## Problem statement
Gather up all lines that carry the word "Количество".

## Input

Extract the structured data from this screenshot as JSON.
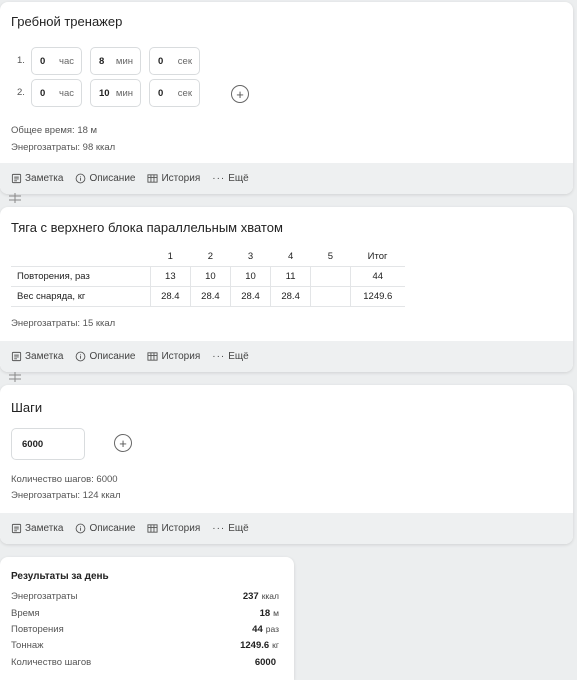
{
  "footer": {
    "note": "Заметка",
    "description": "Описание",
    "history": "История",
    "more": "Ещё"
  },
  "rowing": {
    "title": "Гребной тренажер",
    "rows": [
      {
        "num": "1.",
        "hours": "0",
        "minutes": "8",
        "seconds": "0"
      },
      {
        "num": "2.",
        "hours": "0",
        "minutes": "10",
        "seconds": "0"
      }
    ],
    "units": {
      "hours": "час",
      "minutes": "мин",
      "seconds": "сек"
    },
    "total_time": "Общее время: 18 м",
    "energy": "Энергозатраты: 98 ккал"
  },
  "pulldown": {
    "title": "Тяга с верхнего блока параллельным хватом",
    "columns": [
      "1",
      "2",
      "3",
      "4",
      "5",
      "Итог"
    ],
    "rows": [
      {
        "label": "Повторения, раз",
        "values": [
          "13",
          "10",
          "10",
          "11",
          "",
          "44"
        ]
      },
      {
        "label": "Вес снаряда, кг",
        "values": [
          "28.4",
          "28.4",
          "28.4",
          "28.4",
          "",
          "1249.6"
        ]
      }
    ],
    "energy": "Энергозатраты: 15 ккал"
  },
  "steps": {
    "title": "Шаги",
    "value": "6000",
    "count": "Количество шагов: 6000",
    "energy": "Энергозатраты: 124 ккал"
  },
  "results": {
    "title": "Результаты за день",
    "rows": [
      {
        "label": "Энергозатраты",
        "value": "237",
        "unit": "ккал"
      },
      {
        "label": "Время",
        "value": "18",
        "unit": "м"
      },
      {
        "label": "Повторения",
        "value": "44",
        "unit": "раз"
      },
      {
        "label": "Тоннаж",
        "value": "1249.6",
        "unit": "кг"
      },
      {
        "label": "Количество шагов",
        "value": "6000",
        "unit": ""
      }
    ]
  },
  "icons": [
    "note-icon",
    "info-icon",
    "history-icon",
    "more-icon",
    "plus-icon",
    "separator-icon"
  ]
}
---
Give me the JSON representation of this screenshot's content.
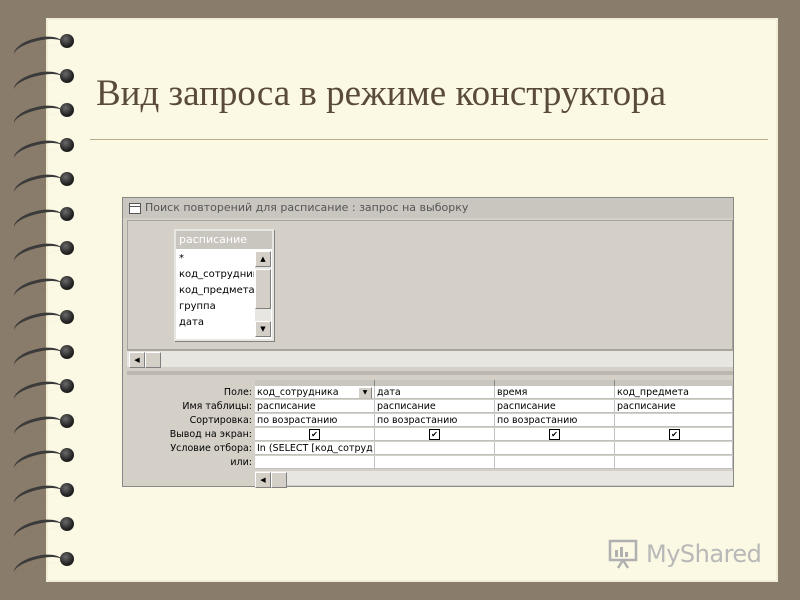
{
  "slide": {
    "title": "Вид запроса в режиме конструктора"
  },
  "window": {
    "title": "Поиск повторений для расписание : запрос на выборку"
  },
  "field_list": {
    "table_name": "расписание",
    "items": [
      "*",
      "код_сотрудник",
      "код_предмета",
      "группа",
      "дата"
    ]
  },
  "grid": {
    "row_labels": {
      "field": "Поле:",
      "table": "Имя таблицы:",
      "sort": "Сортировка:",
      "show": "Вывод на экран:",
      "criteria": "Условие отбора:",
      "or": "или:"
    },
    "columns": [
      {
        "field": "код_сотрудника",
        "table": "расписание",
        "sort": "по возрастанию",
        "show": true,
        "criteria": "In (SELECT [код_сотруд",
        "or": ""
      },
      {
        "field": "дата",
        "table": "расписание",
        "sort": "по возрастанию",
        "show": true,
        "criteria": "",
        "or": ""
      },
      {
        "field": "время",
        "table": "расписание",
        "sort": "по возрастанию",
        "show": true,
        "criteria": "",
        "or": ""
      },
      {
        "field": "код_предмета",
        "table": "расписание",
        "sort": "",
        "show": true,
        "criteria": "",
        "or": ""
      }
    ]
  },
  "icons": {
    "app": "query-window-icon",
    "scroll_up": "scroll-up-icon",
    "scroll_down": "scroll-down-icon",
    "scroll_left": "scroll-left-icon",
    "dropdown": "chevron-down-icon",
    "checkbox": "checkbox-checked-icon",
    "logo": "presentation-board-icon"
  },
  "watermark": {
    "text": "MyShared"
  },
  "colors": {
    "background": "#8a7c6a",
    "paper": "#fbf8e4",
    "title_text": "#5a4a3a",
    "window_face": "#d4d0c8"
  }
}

## Solution
    "count": "Количество шагов: 6000",
        "label": "Количество шагов",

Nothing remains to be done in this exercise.